Figure dataset records
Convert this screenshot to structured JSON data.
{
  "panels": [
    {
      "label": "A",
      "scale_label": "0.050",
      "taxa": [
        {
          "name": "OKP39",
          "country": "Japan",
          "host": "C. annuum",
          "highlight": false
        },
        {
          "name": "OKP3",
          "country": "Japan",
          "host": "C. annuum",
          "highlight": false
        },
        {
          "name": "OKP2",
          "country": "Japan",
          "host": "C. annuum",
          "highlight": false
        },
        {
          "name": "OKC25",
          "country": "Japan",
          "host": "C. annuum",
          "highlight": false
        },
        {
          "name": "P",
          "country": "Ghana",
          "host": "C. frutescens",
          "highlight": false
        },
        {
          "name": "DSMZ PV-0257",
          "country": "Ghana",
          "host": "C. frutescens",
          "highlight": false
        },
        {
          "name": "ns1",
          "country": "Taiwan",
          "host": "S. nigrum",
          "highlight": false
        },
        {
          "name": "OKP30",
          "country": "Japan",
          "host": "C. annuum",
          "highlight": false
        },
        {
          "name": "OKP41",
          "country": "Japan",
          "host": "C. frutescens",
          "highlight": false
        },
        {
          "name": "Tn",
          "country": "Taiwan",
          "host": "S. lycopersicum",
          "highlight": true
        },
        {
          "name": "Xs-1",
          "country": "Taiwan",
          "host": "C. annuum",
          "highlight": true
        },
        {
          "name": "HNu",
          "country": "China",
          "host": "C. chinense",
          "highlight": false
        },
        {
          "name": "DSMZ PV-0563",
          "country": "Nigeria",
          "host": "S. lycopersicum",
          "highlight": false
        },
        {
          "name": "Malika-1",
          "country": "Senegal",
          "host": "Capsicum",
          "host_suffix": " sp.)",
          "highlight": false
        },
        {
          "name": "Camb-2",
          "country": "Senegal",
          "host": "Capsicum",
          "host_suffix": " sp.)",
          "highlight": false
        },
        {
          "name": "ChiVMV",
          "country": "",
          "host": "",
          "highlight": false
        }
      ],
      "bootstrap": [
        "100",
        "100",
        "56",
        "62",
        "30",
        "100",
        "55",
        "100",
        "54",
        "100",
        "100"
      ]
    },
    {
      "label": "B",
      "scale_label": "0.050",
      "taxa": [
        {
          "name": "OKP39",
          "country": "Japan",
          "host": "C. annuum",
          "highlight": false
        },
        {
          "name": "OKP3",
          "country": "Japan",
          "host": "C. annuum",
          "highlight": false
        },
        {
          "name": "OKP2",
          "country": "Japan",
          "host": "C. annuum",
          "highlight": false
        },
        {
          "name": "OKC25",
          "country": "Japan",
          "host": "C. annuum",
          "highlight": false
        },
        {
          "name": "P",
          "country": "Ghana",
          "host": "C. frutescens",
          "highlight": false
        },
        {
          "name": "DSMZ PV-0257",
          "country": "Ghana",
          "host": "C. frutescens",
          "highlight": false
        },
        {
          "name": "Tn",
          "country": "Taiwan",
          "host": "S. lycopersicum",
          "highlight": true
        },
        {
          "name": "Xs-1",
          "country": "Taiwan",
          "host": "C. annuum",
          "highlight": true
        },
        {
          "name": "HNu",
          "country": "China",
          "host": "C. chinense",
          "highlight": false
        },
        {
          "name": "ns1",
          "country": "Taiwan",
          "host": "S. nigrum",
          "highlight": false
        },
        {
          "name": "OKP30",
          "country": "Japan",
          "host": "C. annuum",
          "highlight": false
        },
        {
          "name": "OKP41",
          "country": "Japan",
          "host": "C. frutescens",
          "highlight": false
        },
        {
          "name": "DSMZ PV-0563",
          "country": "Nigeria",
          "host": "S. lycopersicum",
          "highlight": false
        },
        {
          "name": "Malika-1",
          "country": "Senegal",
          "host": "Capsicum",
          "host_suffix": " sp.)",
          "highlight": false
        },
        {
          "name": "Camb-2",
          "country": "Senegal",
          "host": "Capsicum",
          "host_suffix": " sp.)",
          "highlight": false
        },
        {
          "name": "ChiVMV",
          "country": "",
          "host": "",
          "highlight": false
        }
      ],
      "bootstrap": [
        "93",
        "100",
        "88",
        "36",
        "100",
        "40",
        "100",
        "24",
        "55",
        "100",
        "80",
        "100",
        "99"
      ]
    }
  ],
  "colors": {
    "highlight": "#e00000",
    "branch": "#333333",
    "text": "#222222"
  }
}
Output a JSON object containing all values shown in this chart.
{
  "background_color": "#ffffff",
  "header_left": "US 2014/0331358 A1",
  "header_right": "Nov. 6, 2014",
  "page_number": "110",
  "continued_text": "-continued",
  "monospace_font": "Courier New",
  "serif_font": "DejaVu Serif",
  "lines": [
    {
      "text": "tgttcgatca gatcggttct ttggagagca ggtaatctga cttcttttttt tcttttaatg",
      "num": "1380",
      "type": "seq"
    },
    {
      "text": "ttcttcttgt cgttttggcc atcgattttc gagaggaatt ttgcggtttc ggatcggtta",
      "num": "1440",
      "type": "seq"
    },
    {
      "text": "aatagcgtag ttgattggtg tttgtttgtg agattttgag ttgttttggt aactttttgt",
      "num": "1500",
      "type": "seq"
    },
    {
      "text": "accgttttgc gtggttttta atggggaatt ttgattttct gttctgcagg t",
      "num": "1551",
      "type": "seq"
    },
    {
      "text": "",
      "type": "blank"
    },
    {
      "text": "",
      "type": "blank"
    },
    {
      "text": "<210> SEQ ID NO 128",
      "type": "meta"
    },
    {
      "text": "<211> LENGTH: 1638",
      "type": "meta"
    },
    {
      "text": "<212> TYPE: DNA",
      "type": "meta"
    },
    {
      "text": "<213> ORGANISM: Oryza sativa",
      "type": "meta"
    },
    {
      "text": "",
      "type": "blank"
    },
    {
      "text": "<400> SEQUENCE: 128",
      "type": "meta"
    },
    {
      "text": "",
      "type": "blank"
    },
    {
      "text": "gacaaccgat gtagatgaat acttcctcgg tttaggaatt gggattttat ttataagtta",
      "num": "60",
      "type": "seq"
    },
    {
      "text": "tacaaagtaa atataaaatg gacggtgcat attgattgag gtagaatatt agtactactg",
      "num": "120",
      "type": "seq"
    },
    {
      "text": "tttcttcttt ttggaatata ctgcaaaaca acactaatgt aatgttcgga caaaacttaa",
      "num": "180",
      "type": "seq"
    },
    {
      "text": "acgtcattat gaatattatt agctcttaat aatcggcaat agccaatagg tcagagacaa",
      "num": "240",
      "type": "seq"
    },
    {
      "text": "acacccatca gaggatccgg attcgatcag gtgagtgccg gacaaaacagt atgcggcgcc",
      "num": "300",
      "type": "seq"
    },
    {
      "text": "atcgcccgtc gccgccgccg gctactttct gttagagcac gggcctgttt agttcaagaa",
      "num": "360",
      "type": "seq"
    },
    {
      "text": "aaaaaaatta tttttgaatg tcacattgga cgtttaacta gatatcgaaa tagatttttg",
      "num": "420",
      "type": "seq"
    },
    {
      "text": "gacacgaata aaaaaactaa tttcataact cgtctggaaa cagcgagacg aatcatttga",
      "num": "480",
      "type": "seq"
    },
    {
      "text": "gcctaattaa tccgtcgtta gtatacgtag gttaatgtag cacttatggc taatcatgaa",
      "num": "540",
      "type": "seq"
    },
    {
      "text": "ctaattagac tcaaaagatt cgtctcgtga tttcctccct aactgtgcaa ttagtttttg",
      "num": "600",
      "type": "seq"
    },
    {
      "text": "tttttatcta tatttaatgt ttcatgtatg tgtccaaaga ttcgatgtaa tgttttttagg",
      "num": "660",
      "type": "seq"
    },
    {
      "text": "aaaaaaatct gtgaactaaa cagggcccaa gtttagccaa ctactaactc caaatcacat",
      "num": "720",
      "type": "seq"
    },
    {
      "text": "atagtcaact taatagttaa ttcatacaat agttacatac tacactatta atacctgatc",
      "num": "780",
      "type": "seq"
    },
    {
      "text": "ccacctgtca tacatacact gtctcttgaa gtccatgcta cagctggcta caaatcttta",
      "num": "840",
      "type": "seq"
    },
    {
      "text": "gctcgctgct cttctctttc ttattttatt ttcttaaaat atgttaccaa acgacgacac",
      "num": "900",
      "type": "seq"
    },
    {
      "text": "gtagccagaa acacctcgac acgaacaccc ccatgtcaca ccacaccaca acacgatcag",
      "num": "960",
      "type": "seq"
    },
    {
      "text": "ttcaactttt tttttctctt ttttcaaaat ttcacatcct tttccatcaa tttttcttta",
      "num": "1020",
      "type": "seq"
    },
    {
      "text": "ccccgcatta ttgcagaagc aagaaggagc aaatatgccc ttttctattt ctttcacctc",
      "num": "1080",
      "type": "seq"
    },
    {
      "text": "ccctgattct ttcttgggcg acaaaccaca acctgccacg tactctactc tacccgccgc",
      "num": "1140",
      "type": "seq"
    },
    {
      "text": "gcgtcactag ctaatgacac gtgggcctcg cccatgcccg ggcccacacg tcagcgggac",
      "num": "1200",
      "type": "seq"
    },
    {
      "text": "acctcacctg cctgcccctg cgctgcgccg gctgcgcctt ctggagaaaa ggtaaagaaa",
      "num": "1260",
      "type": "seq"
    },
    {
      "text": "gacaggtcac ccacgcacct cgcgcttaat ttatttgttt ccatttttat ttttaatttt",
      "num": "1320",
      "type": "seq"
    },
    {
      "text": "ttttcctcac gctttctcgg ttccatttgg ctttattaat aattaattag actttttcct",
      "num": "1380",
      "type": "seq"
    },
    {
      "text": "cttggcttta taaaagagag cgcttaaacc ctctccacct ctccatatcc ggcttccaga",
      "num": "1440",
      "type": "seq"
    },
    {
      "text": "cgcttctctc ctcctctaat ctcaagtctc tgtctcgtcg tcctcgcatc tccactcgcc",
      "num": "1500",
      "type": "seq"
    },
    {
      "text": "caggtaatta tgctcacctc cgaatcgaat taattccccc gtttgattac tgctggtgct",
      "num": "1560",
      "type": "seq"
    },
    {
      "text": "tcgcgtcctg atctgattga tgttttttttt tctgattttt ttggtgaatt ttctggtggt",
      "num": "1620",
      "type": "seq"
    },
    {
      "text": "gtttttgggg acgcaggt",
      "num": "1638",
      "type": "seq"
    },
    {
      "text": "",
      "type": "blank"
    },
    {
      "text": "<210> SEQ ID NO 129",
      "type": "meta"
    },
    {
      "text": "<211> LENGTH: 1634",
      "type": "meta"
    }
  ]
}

* **Written exercise**
How many of the lines above include the string "JSON"? Answer with the number only.

* **Complete response**
2